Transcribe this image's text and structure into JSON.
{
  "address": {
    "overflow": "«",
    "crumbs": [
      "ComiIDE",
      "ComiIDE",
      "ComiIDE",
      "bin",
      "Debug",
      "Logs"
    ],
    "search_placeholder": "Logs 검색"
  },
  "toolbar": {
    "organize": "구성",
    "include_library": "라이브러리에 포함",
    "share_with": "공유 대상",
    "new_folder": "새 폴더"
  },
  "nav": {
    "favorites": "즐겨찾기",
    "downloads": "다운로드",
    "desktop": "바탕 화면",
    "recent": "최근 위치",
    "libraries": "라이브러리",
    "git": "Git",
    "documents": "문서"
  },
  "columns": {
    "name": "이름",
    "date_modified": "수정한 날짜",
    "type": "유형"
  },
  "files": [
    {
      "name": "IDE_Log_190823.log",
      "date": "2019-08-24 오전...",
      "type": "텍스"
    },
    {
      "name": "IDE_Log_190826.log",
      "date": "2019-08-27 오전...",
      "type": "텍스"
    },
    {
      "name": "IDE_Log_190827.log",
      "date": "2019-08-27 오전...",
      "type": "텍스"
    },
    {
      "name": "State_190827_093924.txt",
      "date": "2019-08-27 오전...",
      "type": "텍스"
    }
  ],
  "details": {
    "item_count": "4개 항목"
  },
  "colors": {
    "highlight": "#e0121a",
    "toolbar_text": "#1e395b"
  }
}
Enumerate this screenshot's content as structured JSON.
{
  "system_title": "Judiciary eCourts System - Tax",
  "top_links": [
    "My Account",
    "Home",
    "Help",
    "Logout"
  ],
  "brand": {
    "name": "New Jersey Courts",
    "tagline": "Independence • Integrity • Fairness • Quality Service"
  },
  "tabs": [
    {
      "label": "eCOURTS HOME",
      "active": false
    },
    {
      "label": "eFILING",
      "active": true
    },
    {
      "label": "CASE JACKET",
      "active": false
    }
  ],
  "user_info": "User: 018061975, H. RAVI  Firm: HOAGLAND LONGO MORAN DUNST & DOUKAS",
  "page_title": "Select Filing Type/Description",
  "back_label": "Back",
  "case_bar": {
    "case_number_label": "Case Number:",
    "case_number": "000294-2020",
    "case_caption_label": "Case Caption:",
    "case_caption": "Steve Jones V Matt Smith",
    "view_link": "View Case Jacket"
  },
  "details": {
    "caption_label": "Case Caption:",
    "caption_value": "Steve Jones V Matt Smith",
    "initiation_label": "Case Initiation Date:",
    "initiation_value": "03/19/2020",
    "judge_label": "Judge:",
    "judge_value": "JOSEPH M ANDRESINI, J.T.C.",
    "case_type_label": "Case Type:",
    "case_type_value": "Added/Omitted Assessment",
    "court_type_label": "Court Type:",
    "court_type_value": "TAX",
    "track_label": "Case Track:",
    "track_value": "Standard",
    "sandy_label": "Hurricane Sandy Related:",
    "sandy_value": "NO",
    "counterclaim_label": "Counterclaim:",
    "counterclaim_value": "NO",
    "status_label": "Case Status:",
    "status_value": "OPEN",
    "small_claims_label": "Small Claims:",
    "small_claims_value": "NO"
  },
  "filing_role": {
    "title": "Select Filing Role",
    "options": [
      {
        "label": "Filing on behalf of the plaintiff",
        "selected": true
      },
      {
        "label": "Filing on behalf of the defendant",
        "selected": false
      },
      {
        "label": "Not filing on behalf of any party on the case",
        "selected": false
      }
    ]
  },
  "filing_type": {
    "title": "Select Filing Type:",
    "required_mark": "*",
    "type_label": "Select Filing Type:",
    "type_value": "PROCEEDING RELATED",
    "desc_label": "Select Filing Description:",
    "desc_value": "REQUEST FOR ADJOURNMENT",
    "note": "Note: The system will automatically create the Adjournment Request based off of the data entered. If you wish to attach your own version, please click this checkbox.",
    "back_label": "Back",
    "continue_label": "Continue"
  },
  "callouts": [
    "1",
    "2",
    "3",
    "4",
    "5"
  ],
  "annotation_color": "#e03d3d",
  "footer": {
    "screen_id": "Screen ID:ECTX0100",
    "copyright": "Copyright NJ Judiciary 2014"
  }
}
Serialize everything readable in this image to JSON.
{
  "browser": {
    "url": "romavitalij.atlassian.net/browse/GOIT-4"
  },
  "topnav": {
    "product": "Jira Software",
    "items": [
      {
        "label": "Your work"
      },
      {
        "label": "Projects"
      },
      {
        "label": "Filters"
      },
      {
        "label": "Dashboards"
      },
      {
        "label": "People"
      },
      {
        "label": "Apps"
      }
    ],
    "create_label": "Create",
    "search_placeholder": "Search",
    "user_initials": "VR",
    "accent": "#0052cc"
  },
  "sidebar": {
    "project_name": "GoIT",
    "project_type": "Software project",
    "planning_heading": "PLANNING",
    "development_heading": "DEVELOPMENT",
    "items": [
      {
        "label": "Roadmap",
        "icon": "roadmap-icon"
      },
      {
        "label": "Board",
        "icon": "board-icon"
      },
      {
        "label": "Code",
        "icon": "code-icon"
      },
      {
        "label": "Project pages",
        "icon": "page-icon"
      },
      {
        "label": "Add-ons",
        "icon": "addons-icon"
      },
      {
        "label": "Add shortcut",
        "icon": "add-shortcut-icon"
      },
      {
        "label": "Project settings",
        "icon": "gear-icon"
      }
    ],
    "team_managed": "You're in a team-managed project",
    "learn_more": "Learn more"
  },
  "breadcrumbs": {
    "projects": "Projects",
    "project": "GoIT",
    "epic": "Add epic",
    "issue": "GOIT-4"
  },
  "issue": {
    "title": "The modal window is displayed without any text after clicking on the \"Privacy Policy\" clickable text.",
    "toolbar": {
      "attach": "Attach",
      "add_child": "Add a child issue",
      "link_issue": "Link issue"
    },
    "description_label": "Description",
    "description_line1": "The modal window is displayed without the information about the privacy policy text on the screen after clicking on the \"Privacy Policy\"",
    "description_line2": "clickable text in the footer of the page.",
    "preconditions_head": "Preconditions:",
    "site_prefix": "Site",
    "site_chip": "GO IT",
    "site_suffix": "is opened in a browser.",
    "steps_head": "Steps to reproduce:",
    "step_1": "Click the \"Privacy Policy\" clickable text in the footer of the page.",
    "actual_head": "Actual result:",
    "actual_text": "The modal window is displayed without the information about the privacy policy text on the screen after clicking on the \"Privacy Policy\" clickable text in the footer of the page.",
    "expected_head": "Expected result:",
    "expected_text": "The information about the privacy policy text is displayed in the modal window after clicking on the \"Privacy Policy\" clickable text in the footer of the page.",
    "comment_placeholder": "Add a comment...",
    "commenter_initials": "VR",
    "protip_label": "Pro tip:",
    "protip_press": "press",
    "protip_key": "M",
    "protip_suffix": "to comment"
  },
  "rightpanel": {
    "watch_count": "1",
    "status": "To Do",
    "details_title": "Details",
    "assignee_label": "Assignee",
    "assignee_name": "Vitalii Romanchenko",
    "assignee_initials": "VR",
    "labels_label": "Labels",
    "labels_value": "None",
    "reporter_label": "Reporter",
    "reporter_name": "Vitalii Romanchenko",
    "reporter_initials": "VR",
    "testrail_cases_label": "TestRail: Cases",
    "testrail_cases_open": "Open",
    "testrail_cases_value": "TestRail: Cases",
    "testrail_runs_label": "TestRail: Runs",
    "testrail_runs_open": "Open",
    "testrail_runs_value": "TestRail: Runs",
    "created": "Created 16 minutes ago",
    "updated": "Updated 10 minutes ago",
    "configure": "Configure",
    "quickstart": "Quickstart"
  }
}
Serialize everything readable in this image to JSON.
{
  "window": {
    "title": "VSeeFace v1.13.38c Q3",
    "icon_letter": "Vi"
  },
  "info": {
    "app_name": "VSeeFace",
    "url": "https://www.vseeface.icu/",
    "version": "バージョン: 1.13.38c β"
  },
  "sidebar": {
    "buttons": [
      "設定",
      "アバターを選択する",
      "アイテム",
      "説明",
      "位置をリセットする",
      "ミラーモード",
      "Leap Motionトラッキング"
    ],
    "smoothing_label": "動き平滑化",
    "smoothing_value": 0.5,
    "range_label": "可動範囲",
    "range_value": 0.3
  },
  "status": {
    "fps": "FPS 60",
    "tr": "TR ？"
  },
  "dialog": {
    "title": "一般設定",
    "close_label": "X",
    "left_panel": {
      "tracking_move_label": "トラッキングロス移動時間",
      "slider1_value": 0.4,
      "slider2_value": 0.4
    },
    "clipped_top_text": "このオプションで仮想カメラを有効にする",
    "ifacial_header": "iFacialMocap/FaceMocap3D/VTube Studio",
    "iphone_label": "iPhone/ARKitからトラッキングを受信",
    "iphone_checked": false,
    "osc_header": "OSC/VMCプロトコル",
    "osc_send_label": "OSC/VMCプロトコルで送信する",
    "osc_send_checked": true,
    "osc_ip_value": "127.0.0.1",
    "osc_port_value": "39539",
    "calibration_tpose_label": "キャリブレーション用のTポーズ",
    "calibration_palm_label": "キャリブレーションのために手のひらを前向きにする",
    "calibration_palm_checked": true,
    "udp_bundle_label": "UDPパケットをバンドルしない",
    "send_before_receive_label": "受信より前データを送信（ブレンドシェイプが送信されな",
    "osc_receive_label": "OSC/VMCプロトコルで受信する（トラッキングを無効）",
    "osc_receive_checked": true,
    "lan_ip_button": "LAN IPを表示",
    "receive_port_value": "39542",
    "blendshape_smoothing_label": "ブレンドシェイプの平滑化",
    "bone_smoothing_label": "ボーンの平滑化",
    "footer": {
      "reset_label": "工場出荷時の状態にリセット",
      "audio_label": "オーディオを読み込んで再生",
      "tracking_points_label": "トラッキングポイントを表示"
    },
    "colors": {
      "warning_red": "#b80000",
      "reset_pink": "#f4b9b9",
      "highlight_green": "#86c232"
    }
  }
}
----------
**Problem to solve**.
Extract every line containing the string "Smith" from the material.

**Finished exercise**.
    "case_caption": "Steve Jones V Matt Smith",
    "caption_value": "Steve Jones V Matt Smith",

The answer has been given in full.